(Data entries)
************
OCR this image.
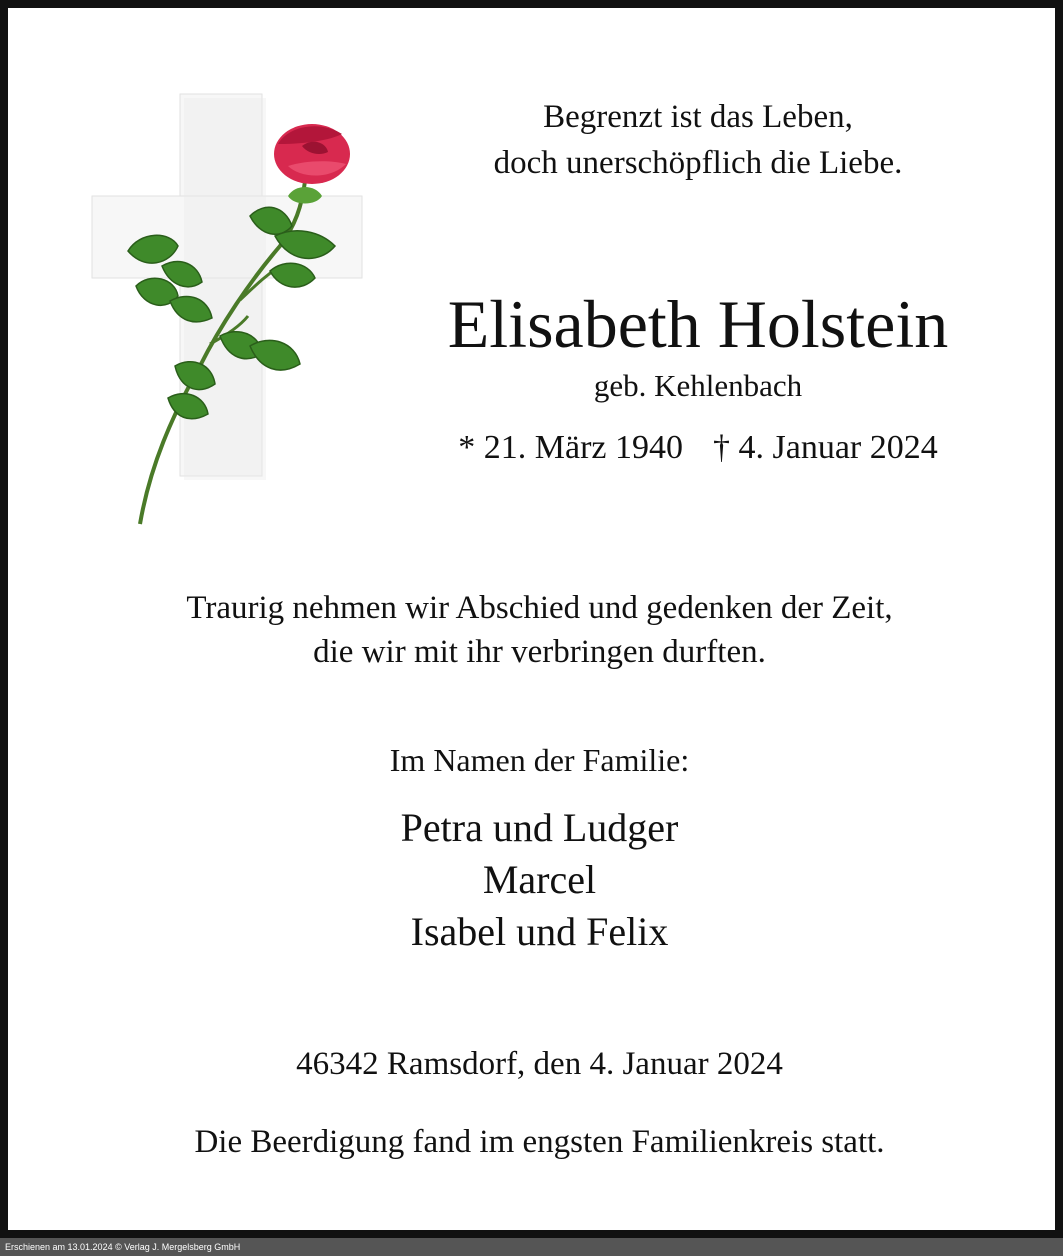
Begrenzt ist das Leben,
doch unerschöpflich die Liebe.
Elisabeth Holstein
geb. Kehlenbach
* 21. März 1940 † 4. Januar 2024
Traurig nehmen wir Abschied und gedenken der Zeit,
die wir mit ihr verbringen durften.
Im Namen der Familie:
Petra und Ludger
Marcel
Isabel und Felix
46342 Ramsdorf, den 4. Januar 2024
Die Beerdigung fand im engsten Familienkreis statt.
Erschienen am 13.01.2024 © Verlag J. Mergelsberg GmbH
************
- [Aim of the task]: Transcribe every line in the entries above, taking out only the images.

- [Task solution]:
OCR this image.
Begrenzt ist das Leben,
doch unerschöpflich die Liebe.
Elisabeth Holstein
geb. Kehlenbach
* 21. März 1940 † 4. Januar 2024
Traurig nehmen wir Abschied und gedenken der Zeit,
die wir mit ihr verbringen durften.
Im Namen der Familie:
Petra und Ludger
Marcel
Isabel und Felix
46342 Ramsdorf, den 4. Januar 2024
Die Beerdigung fand im engsten Familienkreis statt.
Erschienen am 13.01.2024 © Verlag J. Mergelsberg GmbH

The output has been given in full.